#### TASK BRIEF
Write out every one of the following records word for word, keeping each line unchanged.

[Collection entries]
........
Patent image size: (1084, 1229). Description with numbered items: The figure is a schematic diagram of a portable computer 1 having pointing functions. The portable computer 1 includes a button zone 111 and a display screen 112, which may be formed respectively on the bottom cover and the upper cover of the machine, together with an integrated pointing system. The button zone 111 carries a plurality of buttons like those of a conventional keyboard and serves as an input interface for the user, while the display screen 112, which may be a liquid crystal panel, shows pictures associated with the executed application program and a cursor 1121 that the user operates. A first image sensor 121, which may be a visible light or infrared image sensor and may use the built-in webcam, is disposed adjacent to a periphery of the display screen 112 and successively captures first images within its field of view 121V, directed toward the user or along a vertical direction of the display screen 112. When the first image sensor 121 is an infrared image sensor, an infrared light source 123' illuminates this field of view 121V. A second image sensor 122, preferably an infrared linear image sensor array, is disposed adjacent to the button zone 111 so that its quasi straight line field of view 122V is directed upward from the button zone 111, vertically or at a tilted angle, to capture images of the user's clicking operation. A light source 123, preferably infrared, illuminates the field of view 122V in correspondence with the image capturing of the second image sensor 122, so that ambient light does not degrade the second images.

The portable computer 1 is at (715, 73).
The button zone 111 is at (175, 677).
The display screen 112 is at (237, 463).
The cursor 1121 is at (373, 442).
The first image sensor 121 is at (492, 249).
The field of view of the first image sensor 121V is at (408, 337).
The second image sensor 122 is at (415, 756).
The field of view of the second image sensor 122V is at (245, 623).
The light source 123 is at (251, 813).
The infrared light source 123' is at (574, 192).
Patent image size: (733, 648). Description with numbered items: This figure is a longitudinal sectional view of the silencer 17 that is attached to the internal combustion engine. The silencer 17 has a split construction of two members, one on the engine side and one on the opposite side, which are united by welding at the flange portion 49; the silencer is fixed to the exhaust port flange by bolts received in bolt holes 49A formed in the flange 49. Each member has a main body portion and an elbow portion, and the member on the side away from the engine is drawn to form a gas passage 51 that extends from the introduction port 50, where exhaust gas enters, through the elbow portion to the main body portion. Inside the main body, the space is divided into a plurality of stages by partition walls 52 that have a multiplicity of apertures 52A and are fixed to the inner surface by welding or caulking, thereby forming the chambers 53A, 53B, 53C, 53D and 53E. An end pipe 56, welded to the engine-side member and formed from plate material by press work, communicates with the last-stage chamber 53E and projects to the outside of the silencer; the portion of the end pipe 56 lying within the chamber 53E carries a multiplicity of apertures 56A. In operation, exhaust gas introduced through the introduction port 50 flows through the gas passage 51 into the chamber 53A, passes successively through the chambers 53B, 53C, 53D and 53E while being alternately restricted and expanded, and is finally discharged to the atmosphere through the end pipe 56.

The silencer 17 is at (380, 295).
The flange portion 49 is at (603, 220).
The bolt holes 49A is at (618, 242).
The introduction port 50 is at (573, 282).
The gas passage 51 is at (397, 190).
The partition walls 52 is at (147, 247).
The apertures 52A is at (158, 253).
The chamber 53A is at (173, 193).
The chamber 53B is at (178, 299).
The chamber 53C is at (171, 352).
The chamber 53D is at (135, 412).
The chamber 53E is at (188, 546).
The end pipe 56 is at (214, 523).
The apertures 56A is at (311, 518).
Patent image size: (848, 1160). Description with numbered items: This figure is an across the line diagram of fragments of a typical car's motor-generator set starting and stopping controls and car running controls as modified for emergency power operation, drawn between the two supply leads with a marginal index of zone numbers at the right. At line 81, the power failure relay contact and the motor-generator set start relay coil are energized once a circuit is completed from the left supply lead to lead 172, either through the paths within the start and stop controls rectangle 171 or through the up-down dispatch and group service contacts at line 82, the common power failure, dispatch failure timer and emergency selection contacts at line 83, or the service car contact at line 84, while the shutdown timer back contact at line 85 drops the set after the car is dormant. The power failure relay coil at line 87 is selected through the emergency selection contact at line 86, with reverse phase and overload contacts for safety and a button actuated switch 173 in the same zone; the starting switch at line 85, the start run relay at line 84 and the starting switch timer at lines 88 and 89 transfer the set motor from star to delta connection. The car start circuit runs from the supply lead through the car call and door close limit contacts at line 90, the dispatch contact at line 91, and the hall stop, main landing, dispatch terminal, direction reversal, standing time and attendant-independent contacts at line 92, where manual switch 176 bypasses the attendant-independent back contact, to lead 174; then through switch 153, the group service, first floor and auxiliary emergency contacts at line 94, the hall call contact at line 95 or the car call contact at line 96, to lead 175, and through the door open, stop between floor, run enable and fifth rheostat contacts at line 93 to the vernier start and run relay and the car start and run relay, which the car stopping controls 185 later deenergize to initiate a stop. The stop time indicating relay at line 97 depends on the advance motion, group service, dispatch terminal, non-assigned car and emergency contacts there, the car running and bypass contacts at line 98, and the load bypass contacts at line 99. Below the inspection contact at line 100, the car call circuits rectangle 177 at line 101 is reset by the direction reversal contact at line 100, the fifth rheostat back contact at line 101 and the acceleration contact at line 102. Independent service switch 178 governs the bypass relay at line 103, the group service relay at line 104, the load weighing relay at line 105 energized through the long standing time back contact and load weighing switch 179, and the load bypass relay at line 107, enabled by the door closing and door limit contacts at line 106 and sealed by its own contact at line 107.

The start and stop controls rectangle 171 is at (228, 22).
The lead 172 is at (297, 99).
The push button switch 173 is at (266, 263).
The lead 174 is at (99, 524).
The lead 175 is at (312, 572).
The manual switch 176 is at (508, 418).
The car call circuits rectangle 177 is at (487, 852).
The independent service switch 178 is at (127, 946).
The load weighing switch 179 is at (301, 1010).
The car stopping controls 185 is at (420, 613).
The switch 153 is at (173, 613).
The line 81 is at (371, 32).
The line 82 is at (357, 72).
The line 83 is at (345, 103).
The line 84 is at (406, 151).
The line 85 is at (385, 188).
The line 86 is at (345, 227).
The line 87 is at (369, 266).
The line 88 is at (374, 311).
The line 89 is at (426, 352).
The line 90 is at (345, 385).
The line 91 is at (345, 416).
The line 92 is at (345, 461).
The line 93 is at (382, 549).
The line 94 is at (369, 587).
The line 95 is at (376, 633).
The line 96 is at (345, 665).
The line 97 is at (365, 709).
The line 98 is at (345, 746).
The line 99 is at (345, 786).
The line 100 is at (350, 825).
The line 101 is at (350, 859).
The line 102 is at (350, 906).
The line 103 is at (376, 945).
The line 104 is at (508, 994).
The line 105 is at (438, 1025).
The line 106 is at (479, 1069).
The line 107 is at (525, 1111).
........
#### SOLUTION FOR THIS EXERCISE
Patent image size: (1084, 1229). Description with numbered items: The figure is a schematic diagram of a portable computer 1 having pointing functions. The portable computer 1 includes a button zone 111 and a display screen 112, which may be formed respectively on the bottom cover and the upper cover of the machine, together with an integrated pointing system. The button zone 111 carries a plurality of buttons like those of a conventional keyboard and serves as an input interface for the user, while the display screen 112, which may be a liquid crystal panel, shows pictures associated with the executed application program and a cursor 1121 that the user operates. A first image sensor 121, which may be a visible light or infrared image sensor and may use the built-in webcam, is disposed adjacent to a periphery of the display screen 112 and successively captures first images within its field of view 121V, directed toward the user or along a vertical direction of the display screen 112. When the first image sensor 121 is an infrared image sensor, an infrared light source 123' illuminates this field of view 121V. A second image sensor 122, preferably an infrared linear image sensor array, is disposed adjacent to the button zone 111 so that its quasi straight line field of view 122V is directed upward from the button zone 111, vertically or at a tilted angle, to capture images of the user's clicking operation. A light source 123, preferably infrared, illuminates the field of view 122V in correspondence with the image capturing of the second image sensor 122, so that ambient light does not degrade the second images.

The portable computer 1 is at (715, 73).
The button zone 111 is at (175, 677).
The display screen 112 is at (237, 463).
The cursor 1121 is at (373, 442).
The first image sensor 121 is at (492, 249).
The field of view of the first image sensor 121V is at (408, 337).
The second image sensor 122 is at (415, 756).
The field of view of the second image sensor 122V is at (245, 623).
The light source 123 is at (251, 813).
The infrared light source 123' is at (574, 192).
Patent image size: (733, 648). Description with numbered items: This figure is a longitudinal sectional view of the silencer 17 that is attached to the internal combustion engine. The silencer 17 has a split construction of two members, one on the engine side and one on the opposite side, which are united by welding at the flange portion 49; the silencer is fixed to the exhaust port flange by bolts received in bolt holes 49A formed in the flange 49. Each member has a main body portion and an elbow portion, and the member on the side away from the engine is drawn to form a gas passage 51 that extends from the introduction port 50, where exhaust gas enters, through the elbow portion to the main body portion. Inside the main body, the space is divided into a plurality of stages by partition walls 52 that have a multiplicity of apertures 52A and are fixed to the inner surface by welding or caulking, thereby forming the chambers 53A, 53B, 53C, 53D and 53E. An end pipe 56, welded to the engine-side member and formed from plate material by press work, communicates with the last-stage chamber 53E and projects to the outside of the silencer; the portion of the end pipe 56 lying within the chamber 53E carries a multiplicity of apertures 56A. In operation, exhaust gas introduced through the introduction port 50 flows through the gas passage 51 into the chamber 53A, passes successively through the chambers 53B, 53C, 53D and 53E while being alternately restricted and expanded, and is finally discharged to the atmosphere through the end pipe 56.

The silencer 17 is at (380, 295).
The flange portion 49 is at (603, 220).
The bolt holes 49A is at (618, 242).
The introduction port 50 is at (573, 282).
The gas passage 51 is at (397, 190).
The partition walls 52 is at (147, 247).
The apertures 52A is at (158, 253).
The chamber 53A is at (173, 193).
The chamber 53B is at (178, 299).
The chamber 53C is at (171, 352).
The chamber 53D is at (135, 412).
The chamber 53E is at (188, 546).
The end pipe 56 is at (214, 523).
The apertures 56A is at (311, 518).
Patent image size: (848, 1160). Description with numbered items: This figure is an across the line diagram of fragments of a typical car's motor-generator set starting and stopping controls and car running controls as modified for emergency power operation, drawn between the two supply leads with a marginal index of zone numbers at the right. At line 81, the power failure relay contact and the motor-generator set start relay coil are energized once a circuit is completed from the left supply lead to lead 172, either through the paths within the start and stop controls rectangle 171 or through the up-down dispatch and group service contacts at line 82, the common power failure, dispatch failure timer and emergency selection contacts at line 83, or the service car contact at line 84, while the shutdown timer back contact at line 85 drops the set after the car is dormant. The power failure relay coil at line 87 is selected through the emergency selection contact at line 86, with reverse phase and overload contacts for safety and a button actuated switch 173 in the same zone; the starting switch at line 85, the start run relay at line 84 and the starting switch timer at lines 88 and 89 transfer the set motor from star to delta connection. The car start circuit runs from the supply lead through the car call and door close limit contacts at line 90, the dispatch contact at line 91, and the hall stop, main landing, dispatch terminal, direction reversal, standing time and attendant-independent contacts at line 92, where manual switch 176 bypasses the attendant-independent back contact, to lead 174; then through switch 153, the group service, first floor and auxiliary emergency contacts at line 94, the hall call contact at line 95 or the car call contact at line 96, to lead 175, and through the door open, stop between floor, run enable and fifth rheostat contacts at line 93 to the vernier start and run relay and the car start and run relay, which the car stopping controls 185 later deenergize to initiate a stop. The stop time indicating relay at line 97 depends on the advance motion, group service, dispatch terminal, non-assigned car and emergency contacts there, the car running and bypass contacts at line 98, and the load bypass contacts at line 99. Below the inspection contact at line 100, the car call circuits rectangle 177 at line 101 is reset by the direction reversal contact at line 100, the fifth rheostat back contact at line 101 and the acceleration contact at line 102. Independent service switch 178 governs the bypass relay at line 103, the group service relay at line 104, the load weighing relay at line 105 energized through the long standing time back contact and load weighing switch 179, and the load bypass relay at line 107, enabled by the door closing and door limit contacts at line 106 and sealed by its own contact at line 107.

The start and stop controls rectangle 171 is at (228, 22).
The lead 172 is at (297, 99).
The push button switch 173 is at (266, 263).
The lead 174 is at (99, 524).
The lead 175 is at (312, 572).
The manual switch 176 is at (508, 418).
The car call circuits rectangle 177 is at (487, 852).
The independent service switch 178 is at (127, 946).
The load weighing switch 179 is at (301, 1010).
The car stopping controls 185 is at (420, 613).
The switch 153 is at (173, 613).
The line 81 is at (371, 32).
The line 82 is at (357, 72).
The line 83 is at (345, 103).
The line 84 is at (406, 151).
The line 85 is at (385, 188).
The line 86 is at (345, 227).
The line 87 is at (369, 266).
The line 88 is at (374, 311).
The line 89 is at (426, 352).
The line 90 is at (345, 385).
The line 91 is at (345, 416).
The line 92 is at (345, 461).
The line 93 is at (382, 549).
The line 94 is at (369, 587).
The line 95 is at (376, 633).
The line 96 is at (345, 665).
The line 97 is at (365, 709).
The line 98 is at (345, 746).
The line 99 is at (345, 786).
The line 100 is at (350, 825).
The line 101 is at (350, 859).
The line 102 is at (350, 906).
The line 103 is at (376, 945).
The line 104 is at (508, 994).
The line 105 is at (438, 1025).
The line 106 is at (479, 1069).
The line 107 is at (525, 1111).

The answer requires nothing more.